Begin Stored rows

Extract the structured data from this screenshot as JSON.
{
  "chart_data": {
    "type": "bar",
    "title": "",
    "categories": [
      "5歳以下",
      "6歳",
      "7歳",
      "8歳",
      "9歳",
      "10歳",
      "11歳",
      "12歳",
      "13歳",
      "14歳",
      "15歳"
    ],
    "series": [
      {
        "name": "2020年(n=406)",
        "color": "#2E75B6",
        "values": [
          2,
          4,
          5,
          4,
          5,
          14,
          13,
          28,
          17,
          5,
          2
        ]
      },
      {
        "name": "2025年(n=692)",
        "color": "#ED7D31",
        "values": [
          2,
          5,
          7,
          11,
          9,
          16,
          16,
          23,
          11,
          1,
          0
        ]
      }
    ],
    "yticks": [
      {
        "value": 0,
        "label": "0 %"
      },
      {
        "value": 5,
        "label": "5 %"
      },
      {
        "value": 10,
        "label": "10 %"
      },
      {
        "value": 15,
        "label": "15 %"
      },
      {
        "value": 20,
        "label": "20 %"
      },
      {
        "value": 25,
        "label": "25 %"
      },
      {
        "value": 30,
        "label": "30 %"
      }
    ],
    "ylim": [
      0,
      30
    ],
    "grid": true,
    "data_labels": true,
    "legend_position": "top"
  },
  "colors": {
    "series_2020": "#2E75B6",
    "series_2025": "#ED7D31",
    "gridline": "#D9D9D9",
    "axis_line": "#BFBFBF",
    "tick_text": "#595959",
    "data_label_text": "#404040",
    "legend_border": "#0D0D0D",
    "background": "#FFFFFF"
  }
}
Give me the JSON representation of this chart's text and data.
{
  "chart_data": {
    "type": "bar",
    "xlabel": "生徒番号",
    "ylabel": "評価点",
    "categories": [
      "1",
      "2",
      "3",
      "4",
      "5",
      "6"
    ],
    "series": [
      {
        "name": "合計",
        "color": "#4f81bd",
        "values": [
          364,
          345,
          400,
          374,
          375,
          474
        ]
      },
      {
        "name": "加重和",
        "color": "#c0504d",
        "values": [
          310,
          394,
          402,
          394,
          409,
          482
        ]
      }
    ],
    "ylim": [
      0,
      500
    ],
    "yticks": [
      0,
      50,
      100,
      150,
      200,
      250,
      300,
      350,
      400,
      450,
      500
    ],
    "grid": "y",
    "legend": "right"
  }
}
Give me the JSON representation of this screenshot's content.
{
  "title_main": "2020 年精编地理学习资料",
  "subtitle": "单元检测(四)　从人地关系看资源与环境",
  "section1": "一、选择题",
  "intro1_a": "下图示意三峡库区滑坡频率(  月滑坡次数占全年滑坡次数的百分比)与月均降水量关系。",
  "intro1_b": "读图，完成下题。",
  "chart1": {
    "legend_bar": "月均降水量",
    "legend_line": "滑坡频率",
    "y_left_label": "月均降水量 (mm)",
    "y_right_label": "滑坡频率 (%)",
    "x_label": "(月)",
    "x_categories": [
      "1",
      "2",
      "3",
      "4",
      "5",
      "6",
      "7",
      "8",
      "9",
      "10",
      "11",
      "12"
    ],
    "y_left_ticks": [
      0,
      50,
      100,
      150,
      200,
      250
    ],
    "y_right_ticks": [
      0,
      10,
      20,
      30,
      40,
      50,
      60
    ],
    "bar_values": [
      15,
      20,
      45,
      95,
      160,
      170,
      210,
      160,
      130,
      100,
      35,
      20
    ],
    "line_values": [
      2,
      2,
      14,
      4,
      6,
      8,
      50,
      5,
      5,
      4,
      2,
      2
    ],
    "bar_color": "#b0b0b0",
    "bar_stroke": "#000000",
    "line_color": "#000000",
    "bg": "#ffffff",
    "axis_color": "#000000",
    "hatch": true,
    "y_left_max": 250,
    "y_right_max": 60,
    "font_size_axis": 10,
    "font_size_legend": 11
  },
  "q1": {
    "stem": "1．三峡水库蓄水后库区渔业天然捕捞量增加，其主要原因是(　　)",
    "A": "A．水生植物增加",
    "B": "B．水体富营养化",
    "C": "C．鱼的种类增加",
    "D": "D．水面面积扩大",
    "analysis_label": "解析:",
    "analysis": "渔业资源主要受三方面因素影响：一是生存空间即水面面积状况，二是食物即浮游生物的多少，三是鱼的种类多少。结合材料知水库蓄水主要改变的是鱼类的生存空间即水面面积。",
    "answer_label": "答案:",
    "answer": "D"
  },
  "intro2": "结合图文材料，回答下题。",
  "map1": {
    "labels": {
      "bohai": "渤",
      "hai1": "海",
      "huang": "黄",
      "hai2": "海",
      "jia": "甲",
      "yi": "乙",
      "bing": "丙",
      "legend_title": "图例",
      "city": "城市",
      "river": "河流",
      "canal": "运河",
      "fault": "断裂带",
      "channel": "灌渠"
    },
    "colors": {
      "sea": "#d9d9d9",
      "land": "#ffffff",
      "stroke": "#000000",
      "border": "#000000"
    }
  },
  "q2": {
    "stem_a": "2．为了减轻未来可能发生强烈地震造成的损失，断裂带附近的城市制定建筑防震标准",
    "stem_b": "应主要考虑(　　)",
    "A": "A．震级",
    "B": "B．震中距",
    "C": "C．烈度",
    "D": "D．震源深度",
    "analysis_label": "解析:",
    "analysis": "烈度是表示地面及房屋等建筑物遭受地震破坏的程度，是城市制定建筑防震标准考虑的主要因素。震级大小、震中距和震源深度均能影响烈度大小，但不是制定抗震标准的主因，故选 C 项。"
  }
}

End Stored rows

» **Aim**
Every entry must be quoted exactly as it appears above.

» **Output below**
Extract the structured data from this screenshot as JSON.
{
  "chart_data": {
    "type": "bar",
    "title": "",
    "categories": [
      "5歳以下",
      "6歳",
      "7歳",
      "8歳",
      "9歳",
      "10歳",
      "11歳",
      "12歳",
      "13歳",
      "14歳",
      "15歳"
    ],
    "series": [
      {
        "name": "2020年(n=406)",
        "color": "#2E75B6",
        "values": [
          2,
          4,
          5,
          4,
          5,
          14,
          13,
          28,
          17,
          5,
          2
        ]
      },
      {
        "name": "2025年(n=692)",
        "color": "#ED7D31",
        "values": [
          2,
          5,
          7,
          11,
          9,
          16,
          16,
          23,
          11,
          1,
          0
        ]
      }
    ],
    "yticks": [
      {
        "value": 0,
        "label": "0 %"
      },
      {
        "value": 5,
        "label": "5 %"
      },
      {
        "value": 10,
        "label": "10 %"
      },
      {
        "value": 15,
        "label": "15 %"
      },
      {
        "value": 20,
        "label": "20 %"
      },
      {
        "value": 25,
        "label": "25 %"
      },
      {
        "value": 30,
        "label": "30 %"
      }
    ],
    "ylim": [
      0,
      30
    ],
    "grid": true,
    "data_labels": true,
    "legend_position": "top"
  },
  "colors": {
    "series_2020": "#2E75B6",
    "series_2025": "#ED7D31",
    "gridline": "#D9D9D9",
    "axis_line": "#BFBFBF",
    "tick_text": "#595959",
    "data_label_text": "#404040",
    "legend_border": "#0D0D0D",
    "background": "#FFFFFF"
  }
}
Give me the JSON representation of this chart's text and data.
{
  "chart_data": {
    "type": "bar",
    "xlabel": "生徒番号",
    "ylabel": "評価点",
    "categories": [
      "1",
      "2",
      "3",
      "4",
      "5",
      "6"
    ],
    "series": [
      {
        "name": "合計",
        "color": "#4f81bd",
        "values": [
          364,
          345,
          400,
          374,
          375,
          474
        ]
      },
      {
        "name": "加重和",
        "color": "#c0504d",
        "values": [
          310,
          394,
          402,
          394,
          409,
          482
        ]
      }
    ],
    "ylim": [
      0,
      500
    ],
    "yticks": [
      0,
      50,
      100,
      150,
      200,
      250,
      300,
      350,
      400,
      450,
      500
    ],
    "grid": "y",
    "legend": "right"
  }
}
Give me the JSON representation of this screenshot's content.
{
  "title_main": "2020 年精编地理学习资料",
  "subtitle": "单元检测(四)　从人地关系看资源与环境",
  "section1": "一、选择题",
  "intro1_a": "下图示意三峡库区滑坡频率(  月滑坡次数占全年滑坡次数的百分比)与月均降水量关系。",
  "intro1_b": "读图，完成下题。",
  "chart1": {
    "legend_bar": "月均降水量",
    "legend_line": "滑坡频率",
    "y_left_label": "月均降水量 (mm)",
    "y_right_label": "滑坡频率 (%)",
    "x_label": "(月)",
    "x_categories": [
      "1",
      "2",
      "3",
      "4",
      "5",
      "6",
      "7",
      "8",
      "9",
      "10",
      "11",
      "12"
    ],
    "y_left_ticks": [
      0,
      50,
      100,
      150,
      200,
      250
    ],
    "y_right_ticks": [
      0,
      10,
      20,
      30,
      40,
      50,
      60
    ],
    "bar_values": [
      15,
      20,
      45,
      95,
      160,
      170,
      210,
      160,
      130,
      100,
      35,
      20
    ],
    "line_values": [
      2,
      2,
      14,
      4,
      6,
      8,
      50,
      5,
      5,
      4,
      2,
      2
    ],
    "bar_color": "#b0b0b0",
    "bar_stroke": "#000000",
    "line_color": "#000000",
    "bg": "#ffffff",
    "axis_color": "#000000",
    "hatch": true,
    "y_left_max": 250,
    "y_right_max": 60,
    "font_size_axis": 10,
    "font_size_legend": 11
  },
  "q1": {
    "stem": "1．三峡水库蓄水后库区渔业天然捕捞量增加，其主要原因是(　　)",
    "A": "A．水生植物增加",
    "B": "B．水体富营养化",
    "C": "C．鱼的种类增加",
    "D": "D．水面面积扩大",
    "analysis_label": "解析:",
    "analysis": "渔业资源主要受三方面因素影响：一是生存空间即水面面积状况，二是食物即浮游生物的多少，三是鱼的种类多少。结合材料知水库蓄水主要改变的是鱼类的生存空间即水面面积。",
    "answer_label": "答案:",
    "answer": "D"
  },
  "intro2": "结合图文材料，回答下题。",
  "map1": {
    "labels": {
      "bohai": "渤",
      "hai1": "海",
      "huang": "黄",
      "hai2": "海",
      "jia": "甲",
      "yi": "乙",
      "bing": "丙",
      "legend_title": "图例",
      "city": "城市",
      "river": "河流",
      "canal": "运河",
      "fault": "断裂带",
      "channel": "灌渠"
    },
    "colors": {
      "sea": "#d9d9d9",
      "land": "#ffffff",
      "stroke": "#000000",
      "border": "#000000"
    }
  },
  "q2": {
    "stem_a": "2．为了减轻未来可能发生强烈地震造成的损失，断裂带附近的城市制定建筑防震标准",
    "stem_b": "应主要考虑(　　)",
    "A": "A．震级",
    "B": "B．震中距",
    "C": "C．烈度",
    "D": "D．震源深度",
    "analysis_label": "解析:",
    "analysis": "烈度是表示地面及房屋等建筑物遭受地震破坏的程度，是城市制定建筑防震标准考虑的主要因素。震级大小、震中距和震源深度均能影响烈度大小，但不是制定抗震标准的主因，故选 C 项。"
  }
}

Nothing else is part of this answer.